Dataset rows about figures:

▬▬▬▬▬▬

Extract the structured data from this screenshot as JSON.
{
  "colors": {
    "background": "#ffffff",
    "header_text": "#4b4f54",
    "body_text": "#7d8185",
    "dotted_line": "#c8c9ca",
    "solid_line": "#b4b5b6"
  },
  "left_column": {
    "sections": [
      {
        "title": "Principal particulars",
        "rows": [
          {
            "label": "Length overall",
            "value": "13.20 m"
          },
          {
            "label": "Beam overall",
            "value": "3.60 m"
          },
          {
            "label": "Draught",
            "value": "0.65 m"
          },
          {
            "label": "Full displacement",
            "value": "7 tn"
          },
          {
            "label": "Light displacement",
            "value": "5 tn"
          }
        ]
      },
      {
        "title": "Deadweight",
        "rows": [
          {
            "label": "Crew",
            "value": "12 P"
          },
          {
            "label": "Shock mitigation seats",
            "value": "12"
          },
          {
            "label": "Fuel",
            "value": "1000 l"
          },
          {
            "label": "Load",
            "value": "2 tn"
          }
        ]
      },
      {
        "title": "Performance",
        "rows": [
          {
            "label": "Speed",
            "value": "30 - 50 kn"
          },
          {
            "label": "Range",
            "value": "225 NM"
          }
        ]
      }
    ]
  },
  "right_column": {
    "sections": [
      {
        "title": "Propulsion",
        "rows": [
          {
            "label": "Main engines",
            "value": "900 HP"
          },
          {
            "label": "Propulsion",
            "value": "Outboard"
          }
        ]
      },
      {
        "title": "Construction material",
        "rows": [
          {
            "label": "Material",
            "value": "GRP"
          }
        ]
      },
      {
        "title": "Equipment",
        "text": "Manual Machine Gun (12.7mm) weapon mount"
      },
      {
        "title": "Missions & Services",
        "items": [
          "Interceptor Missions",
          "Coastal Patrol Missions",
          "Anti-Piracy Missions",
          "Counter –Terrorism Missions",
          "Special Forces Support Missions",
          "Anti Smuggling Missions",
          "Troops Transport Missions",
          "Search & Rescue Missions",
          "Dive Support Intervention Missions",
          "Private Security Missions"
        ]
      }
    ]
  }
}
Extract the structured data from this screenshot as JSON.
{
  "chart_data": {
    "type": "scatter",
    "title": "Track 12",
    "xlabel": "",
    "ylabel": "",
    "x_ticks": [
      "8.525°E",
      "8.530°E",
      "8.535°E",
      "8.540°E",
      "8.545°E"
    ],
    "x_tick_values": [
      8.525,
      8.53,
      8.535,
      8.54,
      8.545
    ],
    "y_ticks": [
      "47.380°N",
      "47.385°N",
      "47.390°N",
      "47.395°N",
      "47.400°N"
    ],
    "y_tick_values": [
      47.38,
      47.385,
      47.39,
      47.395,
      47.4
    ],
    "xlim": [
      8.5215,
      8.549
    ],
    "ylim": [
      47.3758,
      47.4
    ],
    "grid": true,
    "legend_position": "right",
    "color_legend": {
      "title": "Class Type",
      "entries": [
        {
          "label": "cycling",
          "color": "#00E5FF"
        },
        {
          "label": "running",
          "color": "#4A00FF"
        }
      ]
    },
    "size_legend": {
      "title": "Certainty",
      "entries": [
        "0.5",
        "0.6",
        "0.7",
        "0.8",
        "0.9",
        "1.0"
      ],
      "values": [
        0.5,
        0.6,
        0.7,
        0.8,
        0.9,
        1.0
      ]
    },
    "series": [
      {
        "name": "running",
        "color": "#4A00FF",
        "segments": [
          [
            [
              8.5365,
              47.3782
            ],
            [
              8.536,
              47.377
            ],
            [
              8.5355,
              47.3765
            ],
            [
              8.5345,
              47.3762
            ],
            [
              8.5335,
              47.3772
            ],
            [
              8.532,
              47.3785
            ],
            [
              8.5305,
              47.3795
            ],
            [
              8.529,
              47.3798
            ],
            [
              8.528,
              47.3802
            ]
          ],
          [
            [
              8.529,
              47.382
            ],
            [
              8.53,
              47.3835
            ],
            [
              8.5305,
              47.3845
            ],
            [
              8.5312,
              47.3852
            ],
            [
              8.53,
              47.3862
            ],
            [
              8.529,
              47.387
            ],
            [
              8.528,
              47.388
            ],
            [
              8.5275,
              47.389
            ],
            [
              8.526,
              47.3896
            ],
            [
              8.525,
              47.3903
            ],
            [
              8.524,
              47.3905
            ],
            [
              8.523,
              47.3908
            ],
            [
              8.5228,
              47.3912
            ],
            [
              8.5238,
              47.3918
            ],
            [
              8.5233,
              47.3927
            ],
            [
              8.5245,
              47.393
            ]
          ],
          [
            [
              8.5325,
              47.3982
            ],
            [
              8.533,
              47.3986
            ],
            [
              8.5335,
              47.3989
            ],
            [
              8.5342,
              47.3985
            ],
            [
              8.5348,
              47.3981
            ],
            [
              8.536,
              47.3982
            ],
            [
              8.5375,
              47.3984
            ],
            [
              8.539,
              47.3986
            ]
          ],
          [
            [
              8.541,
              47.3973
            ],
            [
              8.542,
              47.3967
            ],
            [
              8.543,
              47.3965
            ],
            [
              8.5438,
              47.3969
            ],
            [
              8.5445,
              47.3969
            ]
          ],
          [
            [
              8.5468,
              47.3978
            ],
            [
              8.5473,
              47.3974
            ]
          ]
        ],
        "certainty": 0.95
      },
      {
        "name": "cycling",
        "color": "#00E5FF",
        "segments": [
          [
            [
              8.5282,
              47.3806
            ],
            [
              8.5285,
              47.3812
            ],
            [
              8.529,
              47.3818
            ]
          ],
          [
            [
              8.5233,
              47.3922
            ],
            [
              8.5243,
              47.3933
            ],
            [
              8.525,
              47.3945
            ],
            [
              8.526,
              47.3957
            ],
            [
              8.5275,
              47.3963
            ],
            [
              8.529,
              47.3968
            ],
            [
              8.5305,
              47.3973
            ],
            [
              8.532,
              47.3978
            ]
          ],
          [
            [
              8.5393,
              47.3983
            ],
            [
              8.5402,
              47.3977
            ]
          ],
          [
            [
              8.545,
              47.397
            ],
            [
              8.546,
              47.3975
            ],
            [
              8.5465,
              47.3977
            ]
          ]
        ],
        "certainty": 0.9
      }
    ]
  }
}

▬▬▬▬▬▬

> [What you will do]:
Write out the full set of records exactly as given.

> [Exercise response]:
Extract the structured data from this screenshot as JSON.
{
  "colors": {
    "background": "#ffffff",
    "header_text": "#4b4f54",
    "body_text": "#7d8185",
    "dotted_line": "#c8c9ca",
    "solid_line": "#b4b5b6"
  },
  "left_column": {
    "sections": [
      {
        "title": "Principal particulars",
        "rows": [
          {
            "label": "Length overall",
            "value": "13.20 m"
          },
          {
            "label": "Beam overall",
            "value": "3.60 m"
          },
          {
            "label": "Draught",
            "value": "0.65 m"
          },
          {
            "label": "Full displacement",
            "value": "7 tn"
          },
          {
            "label": "Light displacement",
            "value": "5 tn"
          }
        ]
      },
      {
        "title": "Deadweight",
        "rows": [
          {
            "label": "Crew",
            "value": "12 P"
          },
          {
            "label": "Shock mitigation seats",
            "value": "12"
          },
          {
            "label": "Fuel",
            "value": "1000 l"
          },
          {
            "label": "Load",
            "value": "2 tn"
          }
        ]
      },
      {
        "title": "Performance",
        "rows": [
          {
            "label": "Speed",
            "value": "30 - 50 kn"
          },
          {
            "label": "Range",
            "value": "225 NM"
          }
        ]
      }
    ]
  },
  "right_column": {
    "sections": [
      {
        "title": "Propulsion",
        "rows": [
          {
            "label": "Main engines",
            "value": "900 HP"
          },
          {
            "label": "Propulsion",
            "value": "Outboard"
          }
        ]
      },
      {
        "title": "Construction material",
        "rows": [
          {
            "label": "Material",
            "value": "GRP"
          }
        ]
      },
      {
        "title": "Equipment",
        "text": "Manual Machine Gun (12.7mm) weapon mount"
      },
      {
        "title": "Missions & Services",
        "items": [
          "Interceptor Missions",
          "Coastal Patrol Missions",
          "Anti-Piracy Missions",
          "Counter –Terrorism Missions",
          "Special Forces Support Missions",
          "Anti Smuggling Missions",
          "Troops Transport Missions",
          "Search & Rescue Missions",
          "Dive Support Intervention Missions",
          "Private Security Missions"
        ]
      }
    ]
  }
}
Extract the structured data from this screenshot as JSON.
{
  "chart_data": {
    "type": "scatter",
    "title": "Track 12",
    "xlabel": "",
    "ylabel": "",
    "x_ticks": [
      "8.525°E",
      "8.530°E",
      "8.535°E",
      "8.540°E",
      "8.545°E"
    ],
    "x_tick_values": [
      8.525,
      8.53,
      8.535,
      8.54,
      8.545
    ],
    "y_ticks": [
      "47.380°N",
      "47.385°N",
      "47.390°N",
      "47.395°N",
      "47.400°N"
    ],
    "y_tick_values": [
      47.38,
      47.385,
      47.39,
      47.395,
      47.4
    ],
    "xlim": [
      8.5215,
      8.549
    ],
    "ylim": [
      47.3758,
      47.4
    ],
    "grid": true,
    "legend_position": "right",
    "color_legend": {
      "title": "Class Type",
      "entries": [
        {
          "label": "cycling",
          "color": "#00E5FF"
        },
        {
          "label": "running",
          "color": "#4A00FF"
        }
      ]
    },
    "size_legend": {
      "title": "Certainty",
      "entries": [
        "0.5",
        "0.6",
        "0.7",
        "0.8",
        "0.9",
        "1.0"
      ],
      "values": [
        0.5,
        0.6,
        0.7,
        0.8,
        0.9,
        1.0
      ]
    },
    "series": [
      {
        "name": "running",
        "color": "#4A00FF",
        "segments": [
          [
            [
              8.5365,
              47.3782
            ],
            [
              8.536,
              47.377
            ],
            [
              8.5355,
              47.3765
            ],
            [
              8.5345,
              47.3762
            ],
            [
              8.5335,
              47.3772
            ],
            [
              8.532,
              47.3785
            ],
            [
              8.5305,
              47.3795
            ],
            [
              8.529,
              47.3798
            ],
            [
              8.528,
              47.3802
            ]
          ],
          [
            [
              8.529,
              47.382
            ],
            [
              8.53,
              47.3835
            ],
            [
              8.5305,
              47.3845
            ],
            [
              8.5312,
              47.3852
            ],
            [
              8.53,
              47.3862
            ],
            [
              8.529,
              47.387
            ],
            [
              8.528,
              47.388
            ],
            [
              8.5275,
              47.389
            ],
            [
              8.526,
              47.3896
            ],
            [
              8.525,
              47.3903
            ],
            [
              8.524,
              47.3905
            ],
            [
              8.523,
              47.3908
            ],
            [
              8.5228,
              47.3912
            ],
            [
              8.5238,
              47.3918
            ],
            [
              8.5233,
              47.3927
            ],
            [
              8.5245,
              47.393
            ]
          ],
          [
            [
              8.5325,
              47.3982
            ],
            [
              8.533,
              47.3986
            ],
            [
              8.5335,
              47.3989
            ],
            [
              8.5342,
              47.3985
            ],
            [
              8.5348,
              47.3981
            ],
            [
              8.536,
              47.3982
            ],
            [
              8.5375,
              47.3984
            ],
            [
              8.539,
              47.3986
            ]
          ],
          [
            [
              8.541,
              47.3973
            ],
            [
              8.542,
              47.3967
            ],
            [
              8.543,
              47.3965
            ],
            [
              8.5438,
              47.3969
            ],
            [
              8.5445,
              47.3969
            ]
          ],
          [
            [
              8.5468,
              47.3978
            ],
            [
              8.5473,
              47.3974
            ]
          ]
        ],
        "certainty": 0.95
      },
      {
        "name": "cycling",
        "color": "#00E5FF",
        "segments": [
          [
            [
              8.5282,
              47.3806
            ],
            [
              8.5285,
              47.3812
            ],
            [
              8.529,
              47.3818
            ]
          ],
          [
            [
              8.5233,
              47.3922
            ],
            [
              8.5243,
              47.3933
            ],
            [
              8.525,
              47.3945
            ],
            [
              8.526,
              47.3957
            ],
            [
              8.5275,
              47.3963
            ],
            [
              8.529,
              47.3968
            ],
            [
              8.5305,
              47.3973
            ],
            [
              8.532,
              47.3978
            ]
          ],
          [
            [
              8.5393,
              47.3983
            ],
            [
              8.5402,
              47.3977
            ]
          ],
          [
            [
              8.545,
              47.397
            ],
            [
              8.546,
              47.3975
            ],
            [
              8.5465,
              47.3977
            ]
          ]
        ],
        "certainty": 0.9
      }
    ]
  }
}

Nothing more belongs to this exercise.